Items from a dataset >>
___

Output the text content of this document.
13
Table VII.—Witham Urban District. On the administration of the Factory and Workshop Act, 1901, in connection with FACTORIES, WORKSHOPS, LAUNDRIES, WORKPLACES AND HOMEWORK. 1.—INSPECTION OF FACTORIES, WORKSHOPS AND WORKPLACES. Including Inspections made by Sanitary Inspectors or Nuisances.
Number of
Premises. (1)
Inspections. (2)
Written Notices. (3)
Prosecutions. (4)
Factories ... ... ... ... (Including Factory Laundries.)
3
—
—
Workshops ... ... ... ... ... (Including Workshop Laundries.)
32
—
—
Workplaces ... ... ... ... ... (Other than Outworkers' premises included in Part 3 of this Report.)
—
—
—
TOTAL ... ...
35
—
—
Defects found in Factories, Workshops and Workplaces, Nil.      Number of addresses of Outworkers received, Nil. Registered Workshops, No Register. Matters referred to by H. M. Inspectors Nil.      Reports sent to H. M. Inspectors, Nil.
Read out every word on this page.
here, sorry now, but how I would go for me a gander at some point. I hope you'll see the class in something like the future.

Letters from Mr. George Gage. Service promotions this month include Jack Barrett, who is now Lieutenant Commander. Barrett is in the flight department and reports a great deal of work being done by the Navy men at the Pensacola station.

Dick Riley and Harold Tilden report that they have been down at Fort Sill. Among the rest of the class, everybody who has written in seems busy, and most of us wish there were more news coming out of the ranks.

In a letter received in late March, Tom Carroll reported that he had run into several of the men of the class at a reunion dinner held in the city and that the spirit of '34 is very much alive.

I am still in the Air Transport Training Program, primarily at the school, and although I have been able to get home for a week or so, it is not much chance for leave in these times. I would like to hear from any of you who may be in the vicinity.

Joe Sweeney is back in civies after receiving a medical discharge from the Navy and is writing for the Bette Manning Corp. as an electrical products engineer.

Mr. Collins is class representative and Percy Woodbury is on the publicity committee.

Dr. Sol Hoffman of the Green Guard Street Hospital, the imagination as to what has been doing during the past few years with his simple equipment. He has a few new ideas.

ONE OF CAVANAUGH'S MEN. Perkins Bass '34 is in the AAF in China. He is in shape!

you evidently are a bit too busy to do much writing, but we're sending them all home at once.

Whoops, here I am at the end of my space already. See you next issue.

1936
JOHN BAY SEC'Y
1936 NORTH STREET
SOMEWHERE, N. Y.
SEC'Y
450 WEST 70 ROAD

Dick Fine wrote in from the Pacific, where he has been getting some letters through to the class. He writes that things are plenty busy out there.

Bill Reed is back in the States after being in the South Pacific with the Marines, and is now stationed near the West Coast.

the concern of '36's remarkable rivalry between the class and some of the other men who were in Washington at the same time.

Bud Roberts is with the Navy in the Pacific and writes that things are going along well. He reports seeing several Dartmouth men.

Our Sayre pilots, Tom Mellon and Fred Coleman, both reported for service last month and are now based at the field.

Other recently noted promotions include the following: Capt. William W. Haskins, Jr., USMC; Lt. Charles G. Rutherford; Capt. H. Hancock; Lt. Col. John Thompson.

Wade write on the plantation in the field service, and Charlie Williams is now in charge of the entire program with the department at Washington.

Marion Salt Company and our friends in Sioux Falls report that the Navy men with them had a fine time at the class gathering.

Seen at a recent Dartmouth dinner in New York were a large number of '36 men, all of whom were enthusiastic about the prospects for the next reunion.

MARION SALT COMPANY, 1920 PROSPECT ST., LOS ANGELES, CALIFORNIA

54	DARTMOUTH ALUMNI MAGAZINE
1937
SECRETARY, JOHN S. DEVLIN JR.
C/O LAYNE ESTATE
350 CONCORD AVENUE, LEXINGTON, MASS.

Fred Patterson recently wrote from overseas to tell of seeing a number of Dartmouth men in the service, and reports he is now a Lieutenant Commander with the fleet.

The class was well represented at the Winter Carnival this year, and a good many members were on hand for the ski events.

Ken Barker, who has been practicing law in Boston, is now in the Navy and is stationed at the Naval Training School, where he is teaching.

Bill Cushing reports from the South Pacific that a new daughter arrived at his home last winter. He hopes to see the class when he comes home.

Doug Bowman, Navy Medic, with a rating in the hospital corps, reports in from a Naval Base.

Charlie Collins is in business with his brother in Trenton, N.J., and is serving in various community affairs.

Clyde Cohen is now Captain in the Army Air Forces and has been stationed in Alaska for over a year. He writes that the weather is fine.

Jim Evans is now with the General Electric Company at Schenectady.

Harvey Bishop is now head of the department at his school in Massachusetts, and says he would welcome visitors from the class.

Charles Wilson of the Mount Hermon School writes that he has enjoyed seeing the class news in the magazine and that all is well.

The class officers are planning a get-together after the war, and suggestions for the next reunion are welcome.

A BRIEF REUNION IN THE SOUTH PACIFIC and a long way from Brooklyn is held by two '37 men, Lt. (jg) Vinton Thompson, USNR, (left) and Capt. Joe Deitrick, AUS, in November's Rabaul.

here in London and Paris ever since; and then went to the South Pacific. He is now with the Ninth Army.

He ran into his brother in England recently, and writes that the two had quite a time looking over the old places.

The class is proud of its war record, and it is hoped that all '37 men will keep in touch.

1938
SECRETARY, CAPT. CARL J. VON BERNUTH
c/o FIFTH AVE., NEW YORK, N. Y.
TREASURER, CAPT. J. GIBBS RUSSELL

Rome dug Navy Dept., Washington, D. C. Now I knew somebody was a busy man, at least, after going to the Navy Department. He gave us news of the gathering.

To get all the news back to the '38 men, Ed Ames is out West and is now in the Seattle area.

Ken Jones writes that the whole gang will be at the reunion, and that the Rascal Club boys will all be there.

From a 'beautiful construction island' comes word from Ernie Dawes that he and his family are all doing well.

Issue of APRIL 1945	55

___

Return all of the data precisely as it appears.

Answer in full >>
Output the text content of this document.
13
Table VII.—Witham Urban District. On the administration of the Factory and Workshop Act, 1901, in connection with FACTORIES, WORKSHOPS, LAUNDRIES, WORKPLACES AND HOMEWORK. 1.—INSPECTION OF FACTORIES, WORKSHOPS AND WORKPLACES. Including Inspections made by Sanitary Inspectors or Nuisances.
Number of
Premises. (1)
Inspections. (2)
Written Notices. (3)
Prosecutions. (4)
Factories ... ... ... ... (Including Factory Laundries.)
3
—
—
Workshops ... ... ... ... ... (Including Workshop Laundries.)
32
—
—
Workplaces ... ... ... ... ... (Other than Outworkers' premises included in Part 3 of this Report.)
—
—
—
TOTAL ... ...
35
—
—
Defects found in Factories, Workshops and Workplaces, Nil.      Number of addresses of Outworkers received, Nil. Registered Workshops, No Register. Matters referred to by H. M. Inspectors Nil.      Reports sent to H. M. Inspectors, Nil.
Read out every word on this page.
here, sorry now, but how I would go for me a gander at some point. I hope you'll see the class in something like the future.

Letters from Mr. George Gage. Service promotions this month include Jack Barrett, who is now Lieutenant Commander. Barrett is in the flight department and reports a great deal of work being done by the Navy men at the Pensacola station.

Dick Riley and Harold Tilden report that they have been down at Fort Sill. Among the rest of the class, everybody who has written in seems busy, and most of us wish there were more news coming out of the ranks.

In a letter received in late March, Tom Carroll reported that he had run into several of the men of the class at a reunion dinner held in the city and that the spirit of '34 is very much alive.

I am still in the Air Transport Training Program, primarily at the school, and although I have been able to get home for a week or so, it is not much chance for leave in these times. I would like to hear from any of you who may be in the vicinity.

Joe Sweeney is back in civies after receiving a medical discharge from the Navy and is writing for the Bette Manning Corp. as an electrical products engineer.

Mr. Collins is class representative and Percy Woodbury is on the publicity committee.

Dr. Sol Hoffman of the Green Guard Street Hospital, the imagination as to what has been doing during the past few years with his simple equipment. He has a few new ideas.

ONE OF CAVANAUGH'S MEN. Perkins Bass '34 is in the AAF in China. He is in shape!

you evidently are a bit too busy to do much writing, but we're sending them all home at once.

Whoops, here I am at the end of my space already. See you next issue.

1936
JOHN BAY SEC'Y
1936 NORTH STREET
SOMEWHERE, N. Y.
SEC'Y
450 WEST 70 ROAD

Dick Fine wrote in from the Pacific, where he has been getting some letters through to the class. He writes that things are plenty busy out there.

Bill Reed is back in the States after being in the South Pacific with the Marines, and is now stationed near the West Coast.

the concern of '36's remarkable rivalry between the class and some of the other men who were in Washington at the same time.

Bud Roberts is with the Navy in the Pacific and writes that things are going along well. He reports seeing several Dartmouth men.

Our Sayre pilots, Tom Mellon and Fred Coleman, both reported for service last month and are now based at the field.

Other recently noted promotions include the following: Capt. William W. Haskins, Jr., USMC; Lt. Charles G. Rutherford; Capt. H. Hancock; Lt. Col. John Thompson.

Wade write on the plantation in the field service, and Charlie Williams is now in charge of the entire program with the department at Washington.

Marion Salt Company and our friends in Sioux Falls report that the Navy men with them had a fine time at the class gathering.

Seen at a recent Dartmouth dinner in New York were a large number of '36 men, all of whom were enthusiastic about the prospects for the next reunion.

MARION SALT COMPANY, 1920 PROSPECT ST., LOS ANGELES, CALIFORNIA

54	DARTMOUTH ALUMNI MAGAZINE
1937
SECRETARY, JOHN S. DEVLIN JR.
C/O LAYNE ESTATE
350 CONCORD AVENUE, LEXINGTON, MASS.

Fred Patterson recently wrote from overseas to tell of seeing a number of Dartmouth men in the service, and reports he is now a Lieutenant Commander with the fleet.

The class was well represented at the Winter Carnival this year, and a good many members were on hand for the ski events.

Ken Barker, who has been practicing law in Boston, is now in the Navy and is stationed at the Naval Training School, where he is teaching.

Bill Cushing reports from the South Pacific that a new daughter arrived at his home last winter. He hopes to see the class when he comes home.

Doug Bowman, Navy Medic, with a rating in the hospital corps, reports in from a Naval Base.

Charlie Collins is in business with his brother in Trenton, N.J., and is serving in various community affairs.

Clyde Cohen is now Captain in the Army Air Forces and has been stationed in Alaska for over a year. He writes that the weather is fine.

Jim Evans is now with the General Electric Company at Schenectady.

Harvey Bishop is now head of the department at his school in Massachusetts, and says he would welcome visitors from the class.

Charles Wilson of the Mount Hermon School writes that he has enjoyed seeing the class news in the magazine and that all is well.

The class officers are planning a get-together after the war, and suggestions for the next reunion are welcome.

A BRIEF REUNION IN THE SOUTH PACIFIC and a long way from Brooklyn is held by two '37 men, Lt. (jg) Vinton Thompson, USNR, (left) and Capt. Joe Deitrick, AUS, in November's Rabaul.

here in London and Paris ever since; and then went to the South Pacific. He is now with the Ninth Army.

He ran into his brother in England recently, and writes that the two had quite a time looking over the old places.

The class is proud of its war record, and it is hoped that all '37 men will keep in touch.

1938
SECRETARY, CAPT. CARL J. VON BERNUTH
c/o FIFTH AVE., NEW YORK, N. Y.
TREASURER, CAPT. J. GIBBS RUSSELL

Rome dug Navy Dept., Washington, D. C. Now I knew somebody was a busy man, at least, after going to the Navy Department. He gave us news of the gathering.

To get all the news back to the '38 men, Ed Ames is out West and is now in the Seattle area.

Ken Jones writes that the whole gang will be at the reunion, and that the Rascal Club boys will all be there.

From a 'beautiful construction island' comes word from Ernie Dawes that he and his family are all doing well.

Issue of APRIL 1945	55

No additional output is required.